** START OF Exercise materials **
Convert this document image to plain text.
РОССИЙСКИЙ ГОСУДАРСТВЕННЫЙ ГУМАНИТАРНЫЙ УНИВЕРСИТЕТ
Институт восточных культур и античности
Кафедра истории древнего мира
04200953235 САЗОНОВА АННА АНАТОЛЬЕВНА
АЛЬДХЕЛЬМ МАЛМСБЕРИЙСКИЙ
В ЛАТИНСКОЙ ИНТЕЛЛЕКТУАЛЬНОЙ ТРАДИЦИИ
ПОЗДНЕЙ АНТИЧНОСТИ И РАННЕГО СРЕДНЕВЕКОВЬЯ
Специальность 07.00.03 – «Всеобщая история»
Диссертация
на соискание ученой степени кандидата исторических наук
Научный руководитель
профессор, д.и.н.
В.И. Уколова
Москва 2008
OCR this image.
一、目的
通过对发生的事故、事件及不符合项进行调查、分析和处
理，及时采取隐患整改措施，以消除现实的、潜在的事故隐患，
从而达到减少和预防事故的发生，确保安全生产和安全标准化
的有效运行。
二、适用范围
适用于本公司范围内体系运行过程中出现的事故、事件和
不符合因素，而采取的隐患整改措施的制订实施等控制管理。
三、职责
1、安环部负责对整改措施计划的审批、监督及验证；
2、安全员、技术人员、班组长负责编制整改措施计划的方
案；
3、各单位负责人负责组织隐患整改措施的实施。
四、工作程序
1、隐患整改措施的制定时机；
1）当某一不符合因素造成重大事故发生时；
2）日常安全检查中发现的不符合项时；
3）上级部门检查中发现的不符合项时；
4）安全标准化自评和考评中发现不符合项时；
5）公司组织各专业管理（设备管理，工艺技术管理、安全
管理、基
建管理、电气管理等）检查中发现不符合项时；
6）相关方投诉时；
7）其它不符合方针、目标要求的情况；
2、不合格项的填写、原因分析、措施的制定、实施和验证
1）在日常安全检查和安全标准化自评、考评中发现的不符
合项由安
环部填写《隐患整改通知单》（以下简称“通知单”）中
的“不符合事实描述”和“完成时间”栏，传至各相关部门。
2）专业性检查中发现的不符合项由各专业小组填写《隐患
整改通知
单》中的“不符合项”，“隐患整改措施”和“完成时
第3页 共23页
** END OF Exercise materials **
→ Request:
Repeat the entries exactly, all of them.

→ Solution to the problem:
Convert this document image to plain text.
РОССИЙСКИЙ ГОСУДАРСТВЕННЫЙ ГУМАНИТАРНЫЙ УНИВЕРСИТЕТ
Институт восточных культур и античности
Кафедра истории древнего мира
04200953235 САЗОНОВА АННА АНАТОЛЬЕВНА
АЛЬДХЕЛЬМ МАЛМСБЕРИЙСКИЙ
В ЛАТИНСКОЙ ИНТЕЛЛЕКТУАЛЬНОЙ ТРАДИЦИИ
ПОЗДНЕЙ АНТИЧНОСТИ И РАННЕГО СРЕДНЕВЕКОВЬЯ
Специальность 07.00.03 – «Всеобщая история»
Диссертация
на соискание ученой степени кандидата исторических наук
Научный руководитель
профессор, д.и.н.
В.И. Уколова
Москва 2008
OCR this image.
一、目的
通过对发生的事故、事件及不符合项进行调查、分析和处
理，及时采取隐患整改措施，以消除现实的、潜在的事故隐患，
从而达到减少和预防事故的发生，确保安全生产和安全标准化
的有效运行。
二、适用范围
适用于本公司范围内体系运行过程中出现的事故、事件和
不符合因素，而采取的隐患整改措施的制订实施等控制管理。
三、职责
1、安环部负责对整改措施计划的审批、监督及验证；
2、安全员、技术人员、班组长负责编制整改措施计划的方
案；
3、各单位负责人负责组织隐患整改措施的实施。
四、工作程序
1、隐患整改措施的制定时机；
1）当某一不符合因素造成重大事故发生时；
2）日常安全检查中发现的不符合项时；
3）上级部门检查中发现的不符合项时；
4）安全标准化自评和考评中发现不符合项时；
5）公司组织各专业管理（设备管理，工艺技术管理、安全
管理、基
建管理、电气管理等）检查中发现不符合项时；
6）相关方投诉时；
7）其它不符合方针、目标要求的情况；
2、不合格项的填写、原因分析、措施的制定、实施和验证
1）在日常安全检查和安全标准化自评、考评中发现的不符
合项由安
环部填写《隐患整改通知单》（以下简称“通知单”）中
的“不符合事实描述”和“完成时间”栏，传至各相关部门。
2）专业性检查中发现的不符合项由各专业小组填写《隐患
整改通知
单》中的“不符合项”，“隐患整改措施”和“完成时
第3页 共23页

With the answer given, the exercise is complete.